# WHAT IS EXPECTED
Tally the lines containing "false" and report the number alone.

# TASK INPUT
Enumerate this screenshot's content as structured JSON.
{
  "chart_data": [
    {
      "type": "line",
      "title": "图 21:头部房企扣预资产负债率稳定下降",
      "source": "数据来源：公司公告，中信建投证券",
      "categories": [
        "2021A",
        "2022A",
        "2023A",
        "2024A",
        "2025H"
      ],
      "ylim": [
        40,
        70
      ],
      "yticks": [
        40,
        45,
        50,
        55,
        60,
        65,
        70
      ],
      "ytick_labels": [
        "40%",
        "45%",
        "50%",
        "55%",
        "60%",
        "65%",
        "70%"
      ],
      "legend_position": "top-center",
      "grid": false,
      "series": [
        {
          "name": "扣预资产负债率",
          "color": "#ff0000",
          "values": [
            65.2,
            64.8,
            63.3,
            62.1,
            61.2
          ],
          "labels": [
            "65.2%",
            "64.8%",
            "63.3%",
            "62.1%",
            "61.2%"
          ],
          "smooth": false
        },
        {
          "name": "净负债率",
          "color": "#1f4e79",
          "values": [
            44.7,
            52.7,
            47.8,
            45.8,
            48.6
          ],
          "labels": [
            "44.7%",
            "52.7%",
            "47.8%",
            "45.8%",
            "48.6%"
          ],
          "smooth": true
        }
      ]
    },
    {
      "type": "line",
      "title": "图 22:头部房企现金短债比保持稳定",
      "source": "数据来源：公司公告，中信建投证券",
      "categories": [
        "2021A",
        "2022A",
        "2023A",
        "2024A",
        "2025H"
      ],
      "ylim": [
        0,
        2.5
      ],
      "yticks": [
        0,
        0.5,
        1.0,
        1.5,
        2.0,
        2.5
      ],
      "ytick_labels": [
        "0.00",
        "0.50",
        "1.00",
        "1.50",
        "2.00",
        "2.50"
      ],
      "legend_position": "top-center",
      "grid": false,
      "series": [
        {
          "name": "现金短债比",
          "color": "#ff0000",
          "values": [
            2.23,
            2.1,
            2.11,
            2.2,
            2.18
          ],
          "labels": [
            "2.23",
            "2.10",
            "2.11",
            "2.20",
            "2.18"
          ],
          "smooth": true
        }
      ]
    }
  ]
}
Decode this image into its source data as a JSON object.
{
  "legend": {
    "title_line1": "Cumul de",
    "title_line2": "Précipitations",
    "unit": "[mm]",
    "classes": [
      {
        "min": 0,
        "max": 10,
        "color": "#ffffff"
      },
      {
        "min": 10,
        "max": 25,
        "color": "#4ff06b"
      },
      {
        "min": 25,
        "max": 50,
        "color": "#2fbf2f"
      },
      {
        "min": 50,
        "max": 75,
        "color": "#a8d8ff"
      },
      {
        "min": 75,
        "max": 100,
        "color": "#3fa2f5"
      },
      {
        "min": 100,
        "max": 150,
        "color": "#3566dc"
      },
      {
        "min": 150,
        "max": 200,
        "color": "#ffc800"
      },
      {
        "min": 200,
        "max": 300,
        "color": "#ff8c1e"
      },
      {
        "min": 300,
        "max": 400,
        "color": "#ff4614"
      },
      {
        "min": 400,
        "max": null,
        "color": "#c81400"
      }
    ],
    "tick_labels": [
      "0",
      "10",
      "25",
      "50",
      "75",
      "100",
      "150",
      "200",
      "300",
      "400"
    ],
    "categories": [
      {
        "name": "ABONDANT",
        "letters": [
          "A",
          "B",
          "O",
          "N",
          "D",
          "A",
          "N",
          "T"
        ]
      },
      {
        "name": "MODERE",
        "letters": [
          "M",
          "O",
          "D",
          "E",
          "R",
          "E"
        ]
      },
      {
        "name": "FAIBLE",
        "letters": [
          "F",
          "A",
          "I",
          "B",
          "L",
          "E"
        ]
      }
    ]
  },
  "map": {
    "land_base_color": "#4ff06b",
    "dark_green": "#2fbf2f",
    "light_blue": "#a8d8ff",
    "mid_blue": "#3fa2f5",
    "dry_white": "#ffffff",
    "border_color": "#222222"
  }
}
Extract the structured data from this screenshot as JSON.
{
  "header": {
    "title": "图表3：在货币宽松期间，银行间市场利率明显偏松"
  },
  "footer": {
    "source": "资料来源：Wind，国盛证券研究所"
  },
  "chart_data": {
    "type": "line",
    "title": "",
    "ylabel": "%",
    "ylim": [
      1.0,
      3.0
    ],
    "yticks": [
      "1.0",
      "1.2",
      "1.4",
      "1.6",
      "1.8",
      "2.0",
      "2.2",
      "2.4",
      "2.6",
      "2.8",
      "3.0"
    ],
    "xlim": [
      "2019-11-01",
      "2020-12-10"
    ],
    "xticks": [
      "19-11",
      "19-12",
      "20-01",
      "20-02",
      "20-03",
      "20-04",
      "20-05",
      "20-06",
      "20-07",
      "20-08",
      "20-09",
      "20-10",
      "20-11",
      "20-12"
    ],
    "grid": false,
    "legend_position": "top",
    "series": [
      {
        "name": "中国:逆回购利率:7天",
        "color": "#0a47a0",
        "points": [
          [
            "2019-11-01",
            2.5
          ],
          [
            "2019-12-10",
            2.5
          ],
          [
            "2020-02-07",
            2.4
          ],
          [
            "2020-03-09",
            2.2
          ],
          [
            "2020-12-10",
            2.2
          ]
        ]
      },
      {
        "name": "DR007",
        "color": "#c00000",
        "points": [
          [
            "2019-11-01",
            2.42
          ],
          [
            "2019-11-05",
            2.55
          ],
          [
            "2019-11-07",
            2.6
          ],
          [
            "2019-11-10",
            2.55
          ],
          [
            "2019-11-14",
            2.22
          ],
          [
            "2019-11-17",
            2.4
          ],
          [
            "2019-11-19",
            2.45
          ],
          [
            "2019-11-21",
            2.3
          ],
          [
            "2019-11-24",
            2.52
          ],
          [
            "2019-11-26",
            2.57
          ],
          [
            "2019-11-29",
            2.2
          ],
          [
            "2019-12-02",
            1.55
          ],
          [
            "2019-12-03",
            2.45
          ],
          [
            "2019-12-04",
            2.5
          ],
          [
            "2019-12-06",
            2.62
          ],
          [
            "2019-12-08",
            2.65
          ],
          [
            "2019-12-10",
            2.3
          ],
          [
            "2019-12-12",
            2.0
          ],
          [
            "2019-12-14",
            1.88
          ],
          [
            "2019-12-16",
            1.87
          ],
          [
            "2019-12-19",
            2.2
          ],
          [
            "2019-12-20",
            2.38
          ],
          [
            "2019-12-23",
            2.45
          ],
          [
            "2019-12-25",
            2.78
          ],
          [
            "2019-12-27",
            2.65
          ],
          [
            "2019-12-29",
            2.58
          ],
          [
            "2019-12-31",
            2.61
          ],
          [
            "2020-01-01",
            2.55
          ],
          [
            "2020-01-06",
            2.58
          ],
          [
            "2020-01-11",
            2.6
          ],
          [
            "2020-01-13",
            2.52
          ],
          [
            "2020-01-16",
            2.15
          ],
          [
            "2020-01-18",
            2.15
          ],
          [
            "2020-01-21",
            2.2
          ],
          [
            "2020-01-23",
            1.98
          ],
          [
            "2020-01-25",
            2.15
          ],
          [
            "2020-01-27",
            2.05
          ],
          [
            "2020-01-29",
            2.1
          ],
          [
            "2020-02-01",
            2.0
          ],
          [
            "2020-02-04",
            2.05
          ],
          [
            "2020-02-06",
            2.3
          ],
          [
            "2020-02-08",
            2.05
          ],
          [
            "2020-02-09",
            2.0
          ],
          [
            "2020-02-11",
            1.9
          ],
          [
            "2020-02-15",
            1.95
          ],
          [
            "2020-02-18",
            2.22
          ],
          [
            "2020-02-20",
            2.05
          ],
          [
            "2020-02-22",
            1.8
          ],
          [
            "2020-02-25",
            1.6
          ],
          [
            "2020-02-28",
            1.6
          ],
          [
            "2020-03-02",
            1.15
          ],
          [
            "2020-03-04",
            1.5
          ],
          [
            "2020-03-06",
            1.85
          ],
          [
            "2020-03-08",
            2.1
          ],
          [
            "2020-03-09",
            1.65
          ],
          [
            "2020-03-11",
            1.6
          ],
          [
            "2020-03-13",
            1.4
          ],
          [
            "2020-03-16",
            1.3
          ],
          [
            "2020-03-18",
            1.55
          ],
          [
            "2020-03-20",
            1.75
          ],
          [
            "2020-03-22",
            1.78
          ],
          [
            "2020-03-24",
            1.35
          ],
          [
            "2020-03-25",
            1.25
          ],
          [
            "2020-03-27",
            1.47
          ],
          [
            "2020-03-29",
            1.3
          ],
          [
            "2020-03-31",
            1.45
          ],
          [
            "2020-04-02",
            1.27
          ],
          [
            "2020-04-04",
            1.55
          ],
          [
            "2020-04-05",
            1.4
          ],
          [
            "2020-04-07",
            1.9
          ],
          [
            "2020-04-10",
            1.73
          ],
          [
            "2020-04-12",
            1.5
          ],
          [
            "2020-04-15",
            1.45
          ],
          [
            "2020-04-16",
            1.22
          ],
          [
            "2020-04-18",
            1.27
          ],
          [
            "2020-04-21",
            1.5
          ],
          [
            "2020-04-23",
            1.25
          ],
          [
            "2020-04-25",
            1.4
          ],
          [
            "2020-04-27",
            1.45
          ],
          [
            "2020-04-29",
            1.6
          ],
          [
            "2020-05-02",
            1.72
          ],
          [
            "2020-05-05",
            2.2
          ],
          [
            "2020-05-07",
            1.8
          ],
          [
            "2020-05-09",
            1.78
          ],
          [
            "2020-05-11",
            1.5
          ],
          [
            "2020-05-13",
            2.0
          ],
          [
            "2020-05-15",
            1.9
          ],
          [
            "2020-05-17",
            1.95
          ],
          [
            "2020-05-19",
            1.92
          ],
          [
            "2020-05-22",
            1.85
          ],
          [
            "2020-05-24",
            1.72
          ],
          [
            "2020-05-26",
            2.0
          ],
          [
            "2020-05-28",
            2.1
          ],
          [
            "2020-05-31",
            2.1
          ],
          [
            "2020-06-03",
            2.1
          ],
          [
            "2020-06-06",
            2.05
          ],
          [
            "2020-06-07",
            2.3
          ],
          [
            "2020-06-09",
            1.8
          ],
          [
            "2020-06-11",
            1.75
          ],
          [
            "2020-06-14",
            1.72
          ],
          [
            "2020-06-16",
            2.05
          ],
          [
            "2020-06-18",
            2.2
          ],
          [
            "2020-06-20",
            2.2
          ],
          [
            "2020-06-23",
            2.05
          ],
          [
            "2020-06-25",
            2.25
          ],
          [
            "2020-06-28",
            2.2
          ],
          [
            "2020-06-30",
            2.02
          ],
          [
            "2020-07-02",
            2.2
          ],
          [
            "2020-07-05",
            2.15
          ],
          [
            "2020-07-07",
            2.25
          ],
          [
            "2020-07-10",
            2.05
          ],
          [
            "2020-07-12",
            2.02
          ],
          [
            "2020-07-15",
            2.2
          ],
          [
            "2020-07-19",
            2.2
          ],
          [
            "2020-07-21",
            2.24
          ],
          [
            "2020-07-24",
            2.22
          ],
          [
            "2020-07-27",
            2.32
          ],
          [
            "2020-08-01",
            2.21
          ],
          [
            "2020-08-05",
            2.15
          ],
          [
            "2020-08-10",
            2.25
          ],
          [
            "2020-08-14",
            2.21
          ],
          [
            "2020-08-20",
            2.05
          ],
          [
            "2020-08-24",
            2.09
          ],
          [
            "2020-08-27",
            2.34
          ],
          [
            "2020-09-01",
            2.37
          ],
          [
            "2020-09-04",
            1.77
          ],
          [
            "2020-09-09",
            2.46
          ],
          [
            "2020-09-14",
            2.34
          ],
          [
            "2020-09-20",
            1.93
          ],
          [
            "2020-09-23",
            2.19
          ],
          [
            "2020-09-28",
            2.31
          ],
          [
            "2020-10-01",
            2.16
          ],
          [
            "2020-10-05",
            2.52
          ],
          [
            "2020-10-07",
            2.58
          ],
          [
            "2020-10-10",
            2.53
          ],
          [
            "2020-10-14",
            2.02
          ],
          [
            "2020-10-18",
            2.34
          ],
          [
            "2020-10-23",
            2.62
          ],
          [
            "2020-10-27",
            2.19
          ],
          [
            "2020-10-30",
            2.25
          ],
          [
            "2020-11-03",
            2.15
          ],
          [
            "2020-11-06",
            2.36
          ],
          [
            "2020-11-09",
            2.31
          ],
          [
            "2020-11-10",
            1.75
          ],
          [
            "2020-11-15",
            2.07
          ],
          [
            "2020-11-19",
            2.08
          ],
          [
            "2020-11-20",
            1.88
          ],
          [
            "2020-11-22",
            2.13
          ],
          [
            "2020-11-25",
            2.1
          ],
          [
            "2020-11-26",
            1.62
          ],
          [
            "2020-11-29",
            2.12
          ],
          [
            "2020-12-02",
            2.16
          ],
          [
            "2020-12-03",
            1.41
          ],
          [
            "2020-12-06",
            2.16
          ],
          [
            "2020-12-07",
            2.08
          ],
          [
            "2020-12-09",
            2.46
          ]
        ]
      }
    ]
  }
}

# ANSWER IN FULL
4